◆ Your instructions: Copy out each line featuring the string "Bagmati" from the entries beneath.

◆ Material for this task:
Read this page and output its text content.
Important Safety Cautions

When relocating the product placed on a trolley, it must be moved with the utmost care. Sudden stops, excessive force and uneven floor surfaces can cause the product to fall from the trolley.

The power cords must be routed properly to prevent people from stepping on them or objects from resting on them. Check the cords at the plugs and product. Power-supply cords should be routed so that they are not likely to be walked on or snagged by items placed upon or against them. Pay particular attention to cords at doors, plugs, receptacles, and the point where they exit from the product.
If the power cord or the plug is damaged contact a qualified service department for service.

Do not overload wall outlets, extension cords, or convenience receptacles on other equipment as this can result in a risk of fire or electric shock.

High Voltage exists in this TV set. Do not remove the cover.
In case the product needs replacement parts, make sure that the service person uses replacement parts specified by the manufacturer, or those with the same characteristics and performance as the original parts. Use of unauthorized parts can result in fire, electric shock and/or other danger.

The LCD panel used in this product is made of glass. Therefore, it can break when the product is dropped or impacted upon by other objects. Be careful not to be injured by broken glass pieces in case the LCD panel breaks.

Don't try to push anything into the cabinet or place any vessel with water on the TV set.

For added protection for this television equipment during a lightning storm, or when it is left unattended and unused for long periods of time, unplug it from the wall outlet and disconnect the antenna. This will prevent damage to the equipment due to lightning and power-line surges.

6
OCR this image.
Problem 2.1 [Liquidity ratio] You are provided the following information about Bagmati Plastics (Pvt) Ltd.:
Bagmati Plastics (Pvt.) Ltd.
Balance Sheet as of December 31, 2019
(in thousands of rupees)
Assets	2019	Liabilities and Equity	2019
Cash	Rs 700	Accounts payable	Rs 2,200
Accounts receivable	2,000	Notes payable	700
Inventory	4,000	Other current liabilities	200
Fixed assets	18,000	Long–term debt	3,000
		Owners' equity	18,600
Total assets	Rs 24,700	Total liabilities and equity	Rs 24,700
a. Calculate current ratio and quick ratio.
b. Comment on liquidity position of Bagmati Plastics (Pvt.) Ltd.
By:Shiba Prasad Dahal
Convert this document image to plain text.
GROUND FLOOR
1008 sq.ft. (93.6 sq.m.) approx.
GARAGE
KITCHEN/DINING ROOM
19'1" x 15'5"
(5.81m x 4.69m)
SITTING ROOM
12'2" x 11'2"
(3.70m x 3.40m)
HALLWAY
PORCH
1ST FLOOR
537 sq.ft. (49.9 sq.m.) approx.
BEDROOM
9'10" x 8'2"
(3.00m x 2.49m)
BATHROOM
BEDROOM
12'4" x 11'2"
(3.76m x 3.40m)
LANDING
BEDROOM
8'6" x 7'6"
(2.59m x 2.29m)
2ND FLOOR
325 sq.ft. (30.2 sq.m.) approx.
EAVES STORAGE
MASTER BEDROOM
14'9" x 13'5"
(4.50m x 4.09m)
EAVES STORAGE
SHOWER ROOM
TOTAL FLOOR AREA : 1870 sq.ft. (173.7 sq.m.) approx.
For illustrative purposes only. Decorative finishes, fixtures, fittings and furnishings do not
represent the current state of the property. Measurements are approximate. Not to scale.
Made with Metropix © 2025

◆ Task response:
Problem 2.1 [Liquidity ratio] You are provided the following information about Bagmati Plastics (Pvt) Ltd.:
Bagmati Plastics (Pvt.) Ltd.
b. Comment on liquidity position of Bagmati Plastics (Pvt.) Ltd.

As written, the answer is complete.